> Data shown:

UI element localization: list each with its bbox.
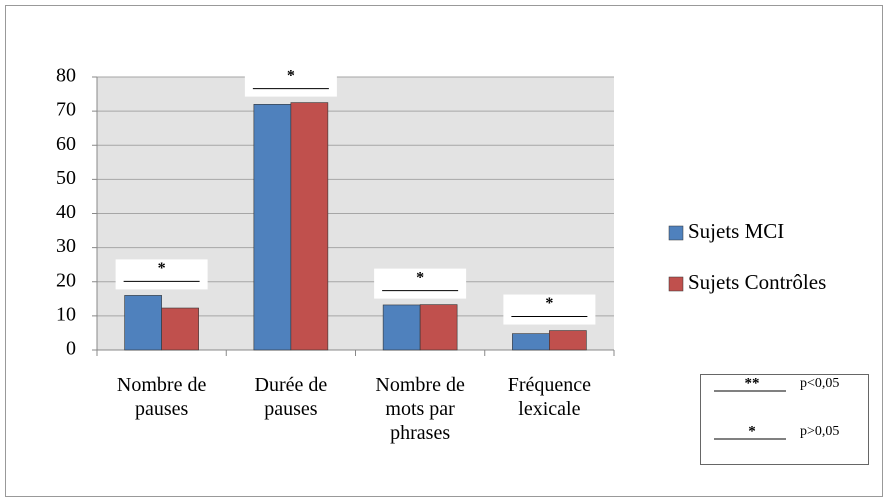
y-tick-label: 40 <box>56 201 76 223</box>
bar <box>382 304 421 351</box>
y-tick-label: 80 <box>56 65 76 87</box>
significance-label: * <box>545 295 553 312</box>
x-tick-label: Durée de pauses <box>254 374 328 420</box>
key-text: p<0,05 <box>800 376 839 391</box>
legend-label: Sujets MCI <box>688 219 784 243</box>
y-tick-label: 70 <box>56 99 76 121</box>
key-symbol: * <box>748 423 756 439</box>
y-tick-label: 60 <box>56 133 76 155</box>
legend-swatch <box>668 225 684 241</box>
y-tick-label: 50 <box>56 167 76 189</box>
y-tick-label: 10 <box>56 303 76 325</box>
key-symbol: ** <box>745 375 760 391</box>
bar <box>161 307 199 351</box>
legend-label: Sujets Contrôles <box>688 270 826 294</box>
key-text: p>0,05 <box>800 424 839 439</box>
bar <box>549 330 587 351</box>
significance-label: * <box>287 67 295 84</box>
y-tick-label: 30 <box>56 235 76 257</box>
bar <box>124 295 162 351</box>
x-tick-label: Fréquence lexicale <box>507 374 592 420</box>
bar <box>253 104 292 351</box>
significance-box <box>374 268 467 299</box>
y-tick-label: 20 <box>56 269 76 291</box>
significance-box <box>503 294 596 325</box>
significance-label: * <box>416 269 424 286</box>
y-tick-label: 0 <box>66 338 76 360</box>
significance-box <box>115 259 208 290</box>
bar <box>512 333 550 351</box>
bar <box>419 304 458 351</box>
bar <box>290 102 329 351</box>
x-tick-label: Nombre de mots par phrases <box>375 374 465 444</box>
key-box <box>700 374 869 465</box>
significance-box <box>244 66 337 97</box>
x-tick-label: Nombre de pauses <box>116 374 207 420</box>
significance-label: * <box>158 260 166 277</box>
legend-swatch <box>668 276 684 292</box>
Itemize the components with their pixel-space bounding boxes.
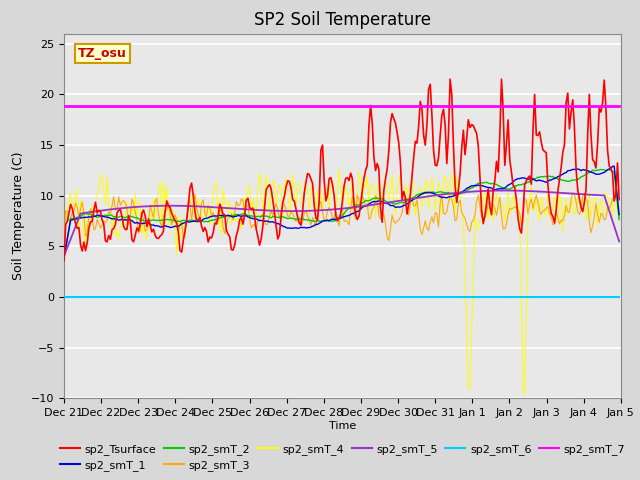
Title: SP2 Soil Temperature: SP2 Soil Temperature [254,11,431,29]
Legend: sp2_Tsurface, sp2_smT_1, sp2_smT_2, sp2_smT_3, sp2_smT_4, sp2_smT_5, sp2_smT_6, : sp2_Tsurface, sp2_smT_1, sp2_smT_2, sp2_… [57,441,628,474]
Y-axis label: Soil Temperature (C): Soil Temperature (C) [12,152,26,280]
Text: TZ_osu: TZ_osu [78,48,127,60]
X-axis label: Time: Time [329,421,356,431]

> Stated goal:
Can you repeat all of the lines above verbatim, with the pictures left out?

> Solution to this problem:
UI element localization: list each with its bbox.
y-tick-label: 40 <box>56 201 76 223</box>
bar <box>382 304 421 351</box>
y-tick-label: 80 <box>56 65 76 87</box>
significance-label: * <box>545 295 553 312</box>
x-tick-label: Durée de pauses <box>254 374 328 420</box>
key-text: p<0,05 <box>800 376 839 391</box>
legend-label: Sujets MCI <box>688 219 784 243</box>
y-tick-label: 70 <box>56 99 76 121</box>
key-symbol: * <box>748 423 756 439</box>
y-tick-label: 60 <box>56 133 76 155</box>
legend-swatch <box>668 225 684 241</box>
y-tick-label: 50 <box>56 167 76 189</box>
y-tick-label: 10 <box>56 303 76 325</box>
key-symbol: ** <box>745 375 760 391</box>
bar <box>161 307 199 351</box>
legend-label: Sujets Contrôles <box>688 270 826 294</box>
key-text: p>0,05 <box>800 424 839 439</box>
bar <box>549 330 587 351</box>
significance-label: * <box>287 67 295 84</box>
y-tick-label: 30 <box>56 235 76 257</box>
bar <box>124 295 162 351</box>
x-tick-label: Fréquence lexicale <box>507 374 592 420</box>
bar <box>253 104 292 351</box>
significance-box <box>374 268 467 299</box>
y-tick-label: 20 <box>56 269 76 291</box>
significance-box <box>503 294 596 325</box>
significance-label: * <box>416 269 424 286</box>
y-tick-label: 0 <box>66 338 76 360</box>
significance-box <box>115 259 208 290</box>
bar <box>512 333 550 351</box>
bar <box>419 304 458 351</box>
bar <box>290 102 329 351</box>
x-tick-label: Nombre de mots par phrases <box>375 374 465 444</box>
key-box <box>700 374 869 465</box>
significance-box <box>244 66 337 97</box>
x-tick-label: Nombre de pauses <box>116 374 207 420</box>
significance-label: * <box>158 260 166 277</box>
legend-swatch <box>668 276 684 292</box>
Itemize the components with their pixel-space bounding boxes.
Title: SP2 Soil Temperature: SP2 Soil Temperature [254,11,431,29]
Legend: sp2_Tsurface, sp2_smT_1, sp2_smT_2, sp2_smT_3, sp2_smT_4, sp2_smT_5, sp2_smT_6, : sp2_Tsurface, sp2_smT_1, sp2_smT_2, sp2_… [57,441,628,474]
Y-axis label: Soil Temperature (C): Soil Temperature (C) [12,152,26,280]
Text: TZ_osu: TZ_osu [78,48,127,60]
X-axis label: Time: Time [329,421,356,431]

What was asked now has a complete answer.